* START *
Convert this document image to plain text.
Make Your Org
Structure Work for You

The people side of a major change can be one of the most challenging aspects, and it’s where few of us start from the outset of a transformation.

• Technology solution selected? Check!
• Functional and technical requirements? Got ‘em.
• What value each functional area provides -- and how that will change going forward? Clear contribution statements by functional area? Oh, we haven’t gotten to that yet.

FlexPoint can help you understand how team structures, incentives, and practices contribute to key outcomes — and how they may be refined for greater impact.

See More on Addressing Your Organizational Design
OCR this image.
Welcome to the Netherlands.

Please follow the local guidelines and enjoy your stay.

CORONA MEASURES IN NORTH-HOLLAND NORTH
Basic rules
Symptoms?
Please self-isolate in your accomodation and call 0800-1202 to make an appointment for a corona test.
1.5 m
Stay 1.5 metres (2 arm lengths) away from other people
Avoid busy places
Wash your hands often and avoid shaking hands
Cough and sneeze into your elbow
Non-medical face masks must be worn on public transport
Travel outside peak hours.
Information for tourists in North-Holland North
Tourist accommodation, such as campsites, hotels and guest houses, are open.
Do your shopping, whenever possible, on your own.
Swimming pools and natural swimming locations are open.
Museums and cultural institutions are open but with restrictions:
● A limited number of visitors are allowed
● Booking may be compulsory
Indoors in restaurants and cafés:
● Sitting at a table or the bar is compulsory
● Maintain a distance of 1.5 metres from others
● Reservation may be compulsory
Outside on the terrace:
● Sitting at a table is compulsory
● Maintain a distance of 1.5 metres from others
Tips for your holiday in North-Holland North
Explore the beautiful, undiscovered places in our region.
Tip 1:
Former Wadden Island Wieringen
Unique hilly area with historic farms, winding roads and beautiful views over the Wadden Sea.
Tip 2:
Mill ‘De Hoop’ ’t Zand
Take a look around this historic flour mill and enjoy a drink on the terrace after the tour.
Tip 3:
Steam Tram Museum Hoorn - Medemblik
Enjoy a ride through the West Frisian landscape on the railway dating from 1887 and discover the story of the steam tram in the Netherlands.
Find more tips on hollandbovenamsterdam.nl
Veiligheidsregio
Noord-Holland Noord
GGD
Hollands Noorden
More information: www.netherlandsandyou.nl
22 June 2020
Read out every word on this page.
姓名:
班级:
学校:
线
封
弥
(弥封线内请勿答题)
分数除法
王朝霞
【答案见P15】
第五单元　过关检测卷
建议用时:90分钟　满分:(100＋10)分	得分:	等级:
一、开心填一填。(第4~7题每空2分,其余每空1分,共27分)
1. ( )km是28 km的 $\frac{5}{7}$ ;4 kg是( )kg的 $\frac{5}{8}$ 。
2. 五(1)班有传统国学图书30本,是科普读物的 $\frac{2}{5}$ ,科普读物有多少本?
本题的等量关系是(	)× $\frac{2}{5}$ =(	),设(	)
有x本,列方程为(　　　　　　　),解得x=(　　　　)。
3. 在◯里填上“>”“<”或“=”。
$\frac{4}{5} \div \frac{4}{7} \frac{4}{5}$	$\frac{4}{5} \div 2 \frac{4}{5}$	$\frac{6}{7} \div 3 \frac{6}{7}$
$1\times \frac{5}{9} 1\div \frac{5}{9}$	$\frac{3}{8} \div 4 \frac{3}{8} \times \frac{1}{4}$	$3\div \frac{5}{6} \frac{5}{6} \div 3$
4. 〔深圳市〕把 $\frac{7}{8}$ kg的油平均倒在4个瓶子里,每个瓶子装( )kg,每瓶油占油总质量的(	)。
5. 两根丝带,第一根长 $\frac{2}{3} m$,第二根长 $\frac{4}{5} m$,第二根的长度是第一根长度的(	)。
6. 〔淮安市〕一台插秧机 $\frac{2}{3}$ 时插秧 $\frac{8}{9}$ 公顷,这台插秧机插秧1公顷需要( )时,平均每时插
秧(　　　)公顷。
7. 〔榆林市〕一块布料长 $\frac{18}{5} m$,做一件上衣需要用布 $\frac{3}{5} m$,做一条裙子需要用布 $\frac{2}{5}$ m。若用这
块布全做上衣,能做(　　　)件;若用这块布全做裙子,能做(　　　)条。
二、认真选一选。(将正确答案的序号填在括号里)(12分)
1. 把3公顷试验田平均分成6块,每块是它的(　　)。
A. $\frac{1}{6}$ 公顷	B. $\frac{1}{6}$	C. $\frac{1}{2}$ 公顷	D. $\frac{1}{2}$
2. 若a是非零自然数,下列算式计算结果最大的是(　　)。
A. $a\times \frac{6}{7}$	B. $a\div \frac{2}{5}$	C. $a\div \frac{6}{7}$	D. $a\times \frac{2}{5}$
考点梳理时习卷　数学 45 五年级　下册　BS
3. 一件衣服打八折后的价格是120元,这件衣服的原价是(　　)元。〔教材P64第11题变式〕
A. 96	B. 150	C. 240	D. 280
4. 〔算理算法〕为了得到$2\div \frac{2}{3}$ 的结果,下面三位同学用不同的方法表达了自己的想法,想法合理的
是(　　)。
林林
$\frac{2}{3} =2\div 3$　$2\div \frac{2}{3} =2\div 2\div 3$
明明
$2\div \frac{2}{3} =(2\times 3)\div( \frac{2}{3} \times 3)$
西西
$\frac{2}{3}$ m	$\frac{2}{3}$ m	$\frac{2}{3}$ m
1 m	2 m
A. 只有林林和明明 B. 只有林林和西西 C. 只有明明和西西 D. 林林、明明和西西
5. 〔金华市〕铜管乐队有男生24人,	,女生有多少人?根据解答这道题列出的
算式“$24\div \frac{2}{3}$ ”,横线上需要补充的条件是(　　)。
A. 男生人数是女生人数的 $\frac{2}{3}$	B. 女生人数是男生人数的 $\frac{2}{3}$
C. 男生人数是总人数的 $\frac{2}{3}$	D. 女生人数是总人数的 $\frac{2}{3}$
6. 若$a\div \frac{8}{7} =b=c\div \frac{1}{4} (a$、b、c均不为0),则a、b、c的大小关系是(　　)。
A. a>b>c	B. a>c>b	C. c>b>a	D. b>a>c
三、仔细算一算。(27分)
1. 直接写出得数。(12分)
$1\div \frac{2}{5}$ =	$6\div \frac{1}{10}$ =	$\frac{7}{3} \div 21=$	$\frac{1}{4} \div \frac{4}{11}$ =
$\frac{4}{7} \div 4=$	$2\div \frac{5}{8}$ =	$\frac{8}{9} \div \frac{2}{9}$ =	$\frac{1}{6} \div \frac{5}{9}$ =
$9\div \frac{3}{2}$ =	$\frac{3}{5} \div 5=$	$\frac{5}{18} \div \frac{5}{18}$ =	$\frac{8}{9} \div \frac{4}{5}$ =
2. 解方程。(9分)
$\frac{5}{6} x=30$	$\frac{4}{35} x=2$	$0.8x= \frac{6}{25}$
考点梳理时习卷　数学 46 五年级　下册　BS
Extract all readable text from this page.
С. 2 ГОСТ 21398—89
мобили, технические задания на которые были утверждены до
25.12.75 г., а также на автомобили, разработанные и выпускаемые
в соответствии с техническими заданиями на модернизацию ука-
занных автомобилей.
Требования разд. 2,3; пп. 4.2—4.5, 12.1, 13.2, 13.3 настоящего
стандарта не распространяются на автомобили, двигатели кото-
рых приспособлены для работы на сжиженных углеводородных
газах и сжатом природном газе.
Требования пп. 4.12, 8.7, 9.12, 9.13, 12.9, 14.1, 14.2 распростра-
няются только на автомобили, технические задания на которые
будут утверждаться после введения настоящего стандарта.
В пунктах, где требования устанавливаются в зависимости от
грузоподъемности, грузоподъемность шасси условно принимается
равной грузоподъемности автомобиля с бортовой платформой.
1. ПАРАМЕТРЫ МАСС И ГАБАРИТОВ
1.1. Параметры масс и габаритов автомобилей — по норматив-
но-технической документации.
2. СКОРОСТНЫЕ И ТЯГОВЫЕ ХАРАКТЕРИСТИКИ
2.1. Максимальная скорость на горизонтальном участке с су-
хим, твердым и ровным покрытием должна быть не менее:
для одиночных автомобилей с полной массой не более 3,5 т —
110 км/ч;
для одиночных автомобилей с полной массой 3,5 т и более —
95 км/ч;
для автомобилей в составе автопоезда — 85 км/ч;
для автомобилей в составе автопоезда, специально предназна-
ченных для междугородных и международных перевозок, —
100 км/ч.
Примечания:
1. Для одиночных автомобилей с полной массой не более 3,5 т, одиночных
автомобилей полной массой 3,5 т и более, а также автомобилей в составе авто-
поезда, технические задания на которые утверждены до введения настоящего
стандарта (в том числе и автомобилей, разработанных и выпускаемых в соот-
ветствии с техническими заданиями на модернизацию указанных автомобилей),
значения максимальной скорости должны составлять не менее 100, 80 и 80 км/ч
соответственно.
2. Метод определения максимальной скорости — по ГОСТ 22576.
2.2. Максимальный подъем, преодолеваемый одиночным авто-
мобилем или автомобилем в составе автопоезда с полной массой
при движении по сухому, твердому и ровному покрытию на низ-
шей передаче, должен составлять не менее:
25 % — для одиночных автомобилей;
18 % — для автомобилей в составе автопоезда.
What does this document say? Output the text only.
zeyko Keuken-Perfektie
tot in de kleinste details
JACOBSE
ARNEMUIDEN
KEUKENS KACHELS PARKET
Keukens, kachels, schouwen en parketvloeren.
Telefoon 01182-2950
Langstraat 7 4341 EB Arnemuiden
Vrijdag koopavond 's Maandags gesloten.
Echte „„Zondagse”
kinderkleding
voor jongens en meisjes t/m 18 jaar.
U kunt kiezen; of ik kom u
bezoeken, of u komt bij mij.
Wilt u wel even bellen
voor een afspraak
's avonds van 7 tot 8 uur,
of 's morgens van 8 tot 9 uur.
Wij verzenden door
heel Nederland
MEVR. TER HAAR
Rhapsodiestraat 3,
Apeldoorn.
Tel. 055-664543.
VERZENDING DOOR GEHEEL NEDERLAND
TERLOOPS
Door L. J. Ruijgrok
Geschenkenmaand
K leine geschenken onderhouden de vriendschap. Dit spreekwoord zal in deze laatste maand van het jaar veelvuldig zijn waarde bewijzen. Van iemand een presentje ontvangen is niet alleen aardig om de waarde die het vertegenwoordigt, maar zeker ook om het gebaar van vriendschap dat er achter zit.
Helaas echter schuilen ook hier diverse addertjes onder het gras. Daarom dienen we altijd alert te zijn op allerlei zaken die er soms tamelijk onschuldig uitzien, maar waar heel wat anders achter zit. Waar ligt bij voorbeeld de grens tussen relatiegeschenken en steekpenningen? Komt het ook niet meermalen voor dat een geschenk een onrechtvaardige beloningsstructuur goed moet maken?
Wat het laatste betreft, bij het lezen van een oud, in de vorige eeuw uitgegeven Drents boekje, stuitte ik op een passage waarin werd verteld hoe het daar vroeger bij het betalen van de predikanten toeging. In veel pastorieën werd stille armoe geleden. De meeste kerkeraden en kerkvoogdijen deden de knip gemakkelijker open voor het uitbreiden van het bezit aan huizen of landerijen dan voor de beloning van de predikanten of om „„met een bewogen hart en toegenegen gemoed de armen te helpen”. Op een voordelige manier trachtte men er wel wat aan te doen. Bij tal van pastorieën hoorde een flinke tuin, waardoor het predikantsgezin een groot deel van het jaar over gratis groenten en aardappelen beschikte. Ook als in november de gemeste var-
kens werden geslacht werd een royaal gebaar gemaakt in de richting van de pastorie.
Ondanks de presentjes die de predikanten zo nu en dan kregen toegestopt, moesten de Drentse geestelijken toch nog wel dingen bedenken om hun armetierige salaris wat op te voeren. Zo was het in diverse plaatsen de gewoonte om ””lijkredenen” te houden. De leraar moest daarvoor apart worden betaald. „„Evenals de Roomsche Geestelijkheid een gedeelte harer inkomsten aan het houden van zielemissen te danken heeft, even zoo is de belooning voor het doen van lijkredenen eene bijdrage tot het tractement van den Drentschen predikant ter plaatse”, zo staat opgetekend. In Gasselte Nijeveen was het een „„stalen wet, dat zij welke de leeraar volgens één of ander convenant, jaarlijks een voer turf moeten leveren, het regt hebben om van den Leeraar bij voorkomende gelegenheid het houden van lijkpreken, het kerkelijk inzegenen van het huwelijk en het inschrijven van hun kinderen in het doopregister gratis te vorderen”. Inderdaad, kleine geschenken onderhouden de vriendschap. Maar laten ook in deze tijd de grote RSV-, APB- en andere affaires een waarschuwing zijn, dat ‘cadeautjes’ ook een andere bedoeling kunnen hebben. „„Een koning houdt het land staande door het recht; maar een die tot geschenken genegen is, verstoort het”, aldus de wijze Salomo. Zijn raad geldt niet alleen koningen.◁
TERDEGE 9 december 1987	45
* END *
* **THE TASK**:
Show all lines from the data above in which the word "change" appears.

* **COMPLETED EXERCISE**:
The people side of a major change can be one of the most challenging aspects, and it’s where few of us start from the outset of a transformation.
• What value each functional area provides -- and how that will change going forward? Clear contribution statements by functional area? Oh, we haven’t gotten to that yet.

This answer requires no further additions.